-- Raw records start --

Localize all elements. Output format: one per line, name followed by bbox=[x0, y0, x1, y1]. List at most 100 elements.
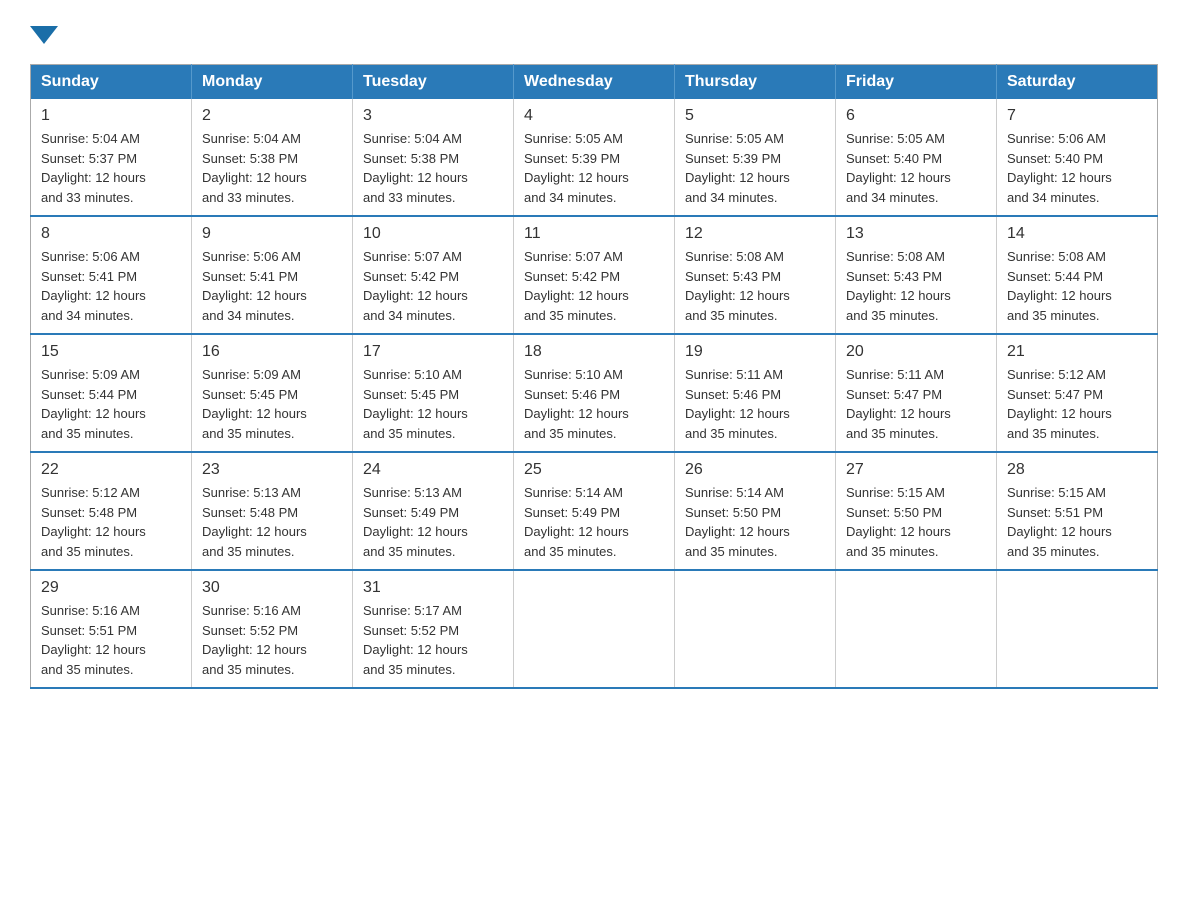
calendar-cell: 19 Sunrise: 5:11 AM Sunset: 5:46 PM Dayl… bbox=[675, 334, 836, 452]
calendar-cell: 30 Sunrise: 5:16 AM Sunset: 5:52 PM Dayl… bbox=[192, 570, 353, 688]
day-info: Sunrise: 5:05 AM Sunset: 5:39 PM Dayligh… bbox=[524, 129, 664, 207]
logo-block bbox=[30, 20, 58, 44]
day-info: Sunrise: 5:10 AM Sunset: 5:45 PM Dayligh… bbox=[363, 365, 503, 443]
day-info: Sunrise: 5:15 AM Sunset: 5:50 PM Dayligh… bbox=[846, 483, 986, 561]
calendar-cell: 15 Sunrise: 5:09 AM Sunset: 5:44 PM Dayl… bbox=[31, 334, 192, 452]
day-number: 20 bbox=[846, 343, 986, 361]
day-info: Sunrise: 5:04 AM Sunset: 5:38 PM Dayligh… bbox=[202, 129, 342, 207]
calendar-body: 1 Sunrise: 5:04 AM Sunset: 5:37 PM Dayli… bbox=[31, 99, 1158, 688]
calendar-week-1: 1 Sunrise: 5:04 AM Sunset: 5:37 PM Dayli… bbox=[31, 99, 1158, 216]
calendar-cell: 22 Sunrise: 5:12 AM Sunset: 5:48 PM Dayl… bbox=[31, 452, 192, 570]
calendar-cell: 16 Sunrise: 5:09 AM Sunset: 5:45 PM Dayl… bbox=[192, 334, 353, 452]
header-day-wednesday: Wednesday bbox=[514, 65, 675, 100]
day-number: 23 bbox=[202, 461, 342, 479]
calendar-cell: 17 Sunrise: 5:10 AM Sunset: 5:45 PM Dayl… bbox=[353, 334, 514, 452]
day-number: 28 bbox=[1007, 461, 1147, 479]
day-info: Sunrise: 5:08 AM Sunset: 5:44 PM Dayligh… bbox=[1007, 247, 1147, 325]
calendar-cell: 18 Sunrise: 5:10 AM Sunset: 5:46 PM Dayl… bbox=[514, 334, 675, 452]
calendar-cell: 26 Sunrise: 5:14 AM Sunset: 5:50 PM Dayl… bbox=[675, 452, 836, 570]
day-info: Sunrise: 5:09 AM Sunset: 5:45 PM Dayligh… bbox=[202, 365, 342, 443]
calendar-cell: 9 Sunrise: 5:06 AM Sunset: 5:41 PM Dayli… bbox=[192, 216, 353, 334]
day-info: Sunrise: 5:08 AM Sunset: 5:43 PM Dayligh… bbox=[685, 247, 825, 325]
day-number: 16 bbox=[202, 343, 342, 361]
day-info: Sunrise: 5:11 AM Sunset: 5:46 PM Dayligh… bbox=[685, 365, 825, 443]
calendar-week-4: 22 Sunrise: 5:12 AM Sunset: 5:48 PM Dayl… bbox=[31, 452, 1158, 570]
calendar-cell: 2 Sunrise: 5:04 AM Sunset: 5:38 PM Dayli… bbox=[192, 99, 353, 216]
day-number: 2 bbox=[202, 107, 342, 125]
day-number: 9 bbox=[202, 225, 342, 243]
day-number: 24 bbox=[363, 461, 503, 479]
calendar-cell: 28 Sunrise: 5:15 AM Sunset: 5:51 PM Dayl… bbox=[997, 452, 1158, 570]
calendar-cell: 3 Sunrise: 5:04 AM Sunset: 5:38 PM Dayli… bbox=[353, 99, 514, 216]
calendar-cell: 21 Sunrise: 5:12 AM Sunset: 5:47 PM Dayl… bbox=[997, 334, 1158, 452]
calendar-header: SundayMondayTuesdayWednesdayThursdayFrid… bbox=[31, 65, 1158, 100]
day-info: Sunrise: 5:04 AM Sunset: 5:38 PM Dayligh… bbox=[363, 129, 503, 207]
calendar-cell: 24 Sunrise: 5:13 AM Sunset: 5:49 PM Dayl… bbox=[353, 452, 514, 570]
day-number: 4 bbox=[524, 107, 664, 125]
day-number: 14 bbox=[1007, 225, 1147, 243]
calendar-cell: 29 Sunrise: 5:16 AM Sunset: 5:51 PM Dayl… bbox=[31, 570, 192, 688]
day-info: Sunrise: 5:17 AM Sunset: 5:52 PM Dayligh… bbox=[363, 601, 503, 679]
calendar-cell: 6 Sunrise: 5:05 AM Sunset: 5:40 PM Dayli… bbox=[836, 99, 997, 216]
calendar-cell: 1 Sunrise: 5:04 AM Sunset: 5:37 PM Dayli… bbox=[31, 99, 192, 216]
day-info: Sunrise: 5:16 AM Sunset: 5:52 PM Dayligh… bbox=[202, 601, 342, 679]
day-number: 27 bbox=[846, 461, 986, 479]
day-info: Sunrise: 5:12 AM Sunset: 5:47 PM Dayligh… bbox=[1007, 365, 1147, 443]
calendar-cell: 20 Sunrise: 5:11 AM Sunset: 5:47 PM Dayl… bbox=[836, 334, 997, 452]
calendar-week-3: 15 Sunrise: 5:09 AM Sunset: 5:44 PM Dayl… bbox=[31, 334, 1158, 452]
day-info: Sunrise: 5:05 AM Sunset: 5:39 PM Dayligh… bbox=[685, 129, 825, 207]
day-number: 10 bbox=[363, 225, 503, 243]
day-number: 6 bbox=[846, 107, 986, 125]
day-number: 7 bbox=[1007, 107, 1147, 125]
logo-arrow-icon bbox=[30, 26, 58, 44]
day-info: Sunrise: 5:11 AM Sunset: 5:47 PM Dayligh… bbox=[846, 365, 986, 443]
calendar-cell bbox=[836, 570, 997, 688]
day-info: Sunrise: 5:06 AM Sunset: 5:41 PM Dayligh… bbox=[202, 247, 342, 325]
calendar-cell bbox=[514, 570, 675, 688]
day-number: 30 bbox=[202, 579, 342, 597]
day-info: Sunrise: 5:09 AM Sunset: 5:44 PM Dayligh… bbox=[41, 365, 181, 443]
calendar-cell: 27 Sunrise: 5:15 AM Sunset: 5:50 PM Dayl… bbox=[836, 452, 997, 570]
day-info: Sunrise: 5:12 AM Sunset: 5:48 PM Dayligh… bbox=[41, 483, 181, 561]
day-info: Sunrise: 5:04 AM Sunset: 5:37 PM Dayligh… bbox=[41, 129, 181, 207]
calendar-cell: 11 Sunrise: 5:07 AM Sunset: 5:42 PM Dayl… bbox=[514, 216, 675, 334]
day-info: Sunrise: 5:08 AM Sunset: 5:43 PM Dayligh… bbox=[846, 247, 986, 325]
page-header bbox=[30, 20, 1158, 44]
day-number: 29 bbox=[41, 579, 181, 597]
calendar-cell: 12 Sunrise: 5:08 AM Sunset: 5:43 PM Dayl… bbox=[675, 216, 836, 334]
calendar-cell: 7 Sunrise: 5:06 AM Sunset: 5:40 PM Dayli… bbox=[997, 99, 1158, 216]
day-number: 11 bbox=[524, 225, 664, 243]
header-row: SundayMondayTuesdayWednesdayThursdayFrid… bbox=[31, 65, 1158, 100]
day-info: Sunrise: 5:06 AM Sunset: 5:41 PM Dayligh… bbox=[41, 247, 181, 325]
day-info: Sunrise: 5:10 AM Sunset: 5:46 PM Dayligh… bbox=[524, 365, 664, 443]
day-info: Sunrise: 5:14 AM Sunset: 5:50 PM Dayligh… bbox=[685, 483, 825, 561]
header-day-friday: Friday bbox=[836, 65, 997, 100]
calendar-cell bbox=[675, 570, 836, 688]
header-day-monday: Monday bbox=[192, 65, 353, 100]
logo bbox=[30, 20, 58, 44]
day-number: 15 bbox=[41, 343, 181, 361]
calendar-cell: 13 Sunrise: 5:08 AM Sunset: 5:43 PM Dayl… bbox=[836, 216, 997, 334]
day-info: Sunrise: 5:07 AM Sunset: 5:42 PM Dayligh… bbox=[363, 247, 503, 325]
day-number: 31 bbox=[363, 579, 503, 597]
calendar-cell: 4 Sunrise: 5:05 AM Sunset: 5:39 PM Dayli… bbox=[514, 99, 675, 216]
calendar-cell: 14 Sunrise: 5:08 AM Sunset: 5:44 PM Dayl… bbox=[997, 216, 1158, 334]
logo-top-row bbox=[30, 20, 58, 44]
calendar-cell: 25 Sunrise: 5:14 AM Sunset: 5:49 PM Dayl… bbox=[514, 452, 675, 570]
calendar-week-5: 29 Sunrise: 5:16 AM Sunset: 5:51 PM Dayl… bbox=[31, 570, 1158, 688]
day-info: Sunrise: 5:13 AM Sunset: 5:48 PM Dayligh… bbox=[202, 483, 342, 561]
calendar-table: SundayMondayTuesdayWednesdayThursdayFrid… bbox=[30, 64, 1158, 689]
day-info: Sunrise: 5:14 AM Sunset: 5:49 PM Dayligh… bbox=[524, 483, 664, 561]
day-number: 8 bbox=[41, 225, 181, 243]
header-day-saturday: Saturday bbox=[997, 65, 1158, 100]
calendar-cell: 5 Sunrise: 5:05 AM Sunset: 5:39 PM Dayli… bbox=[675, 99, 836, 216]
day-number: 18 bbox=[524, 343, 664, 361]
day-info: Sunrise: 5:06 AM Sunset: 5:40 PM Dayligh… bbox=[1007, 129, 1147, 207]
calendar-cell bbox=[997, 570, 1158, 688]
calendar-cell: 8 Sunrise: 5:06 AM Sunset: 5:41 PM Dayli… bbox=[31, 216, 192, 334]
day-number: 5 bbox=[685, 107, 825, 125]
day-number: 12 bbox=[685, 225, 825, 243]
calendar-cell: 10 Sunrise: 5:07 AM Sunset: 5:42 PM Dayl… bbox=[353, 216, 514, 334]
day-info: Sunrise: 5:05 AM Sunset: 5:40 PM Dayligh… bbox=[846, 129, 986, 207]
day-info: Sunrise: 5:15 AM Sunset: 5:51 PM Dayligh… bbox=[1007, 483, 1147, 561]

-- Raw records end --

> [To be done]:
Count how many lines in the items above contain the string "logo". Reply with the number only.

> [Correct answer]:
4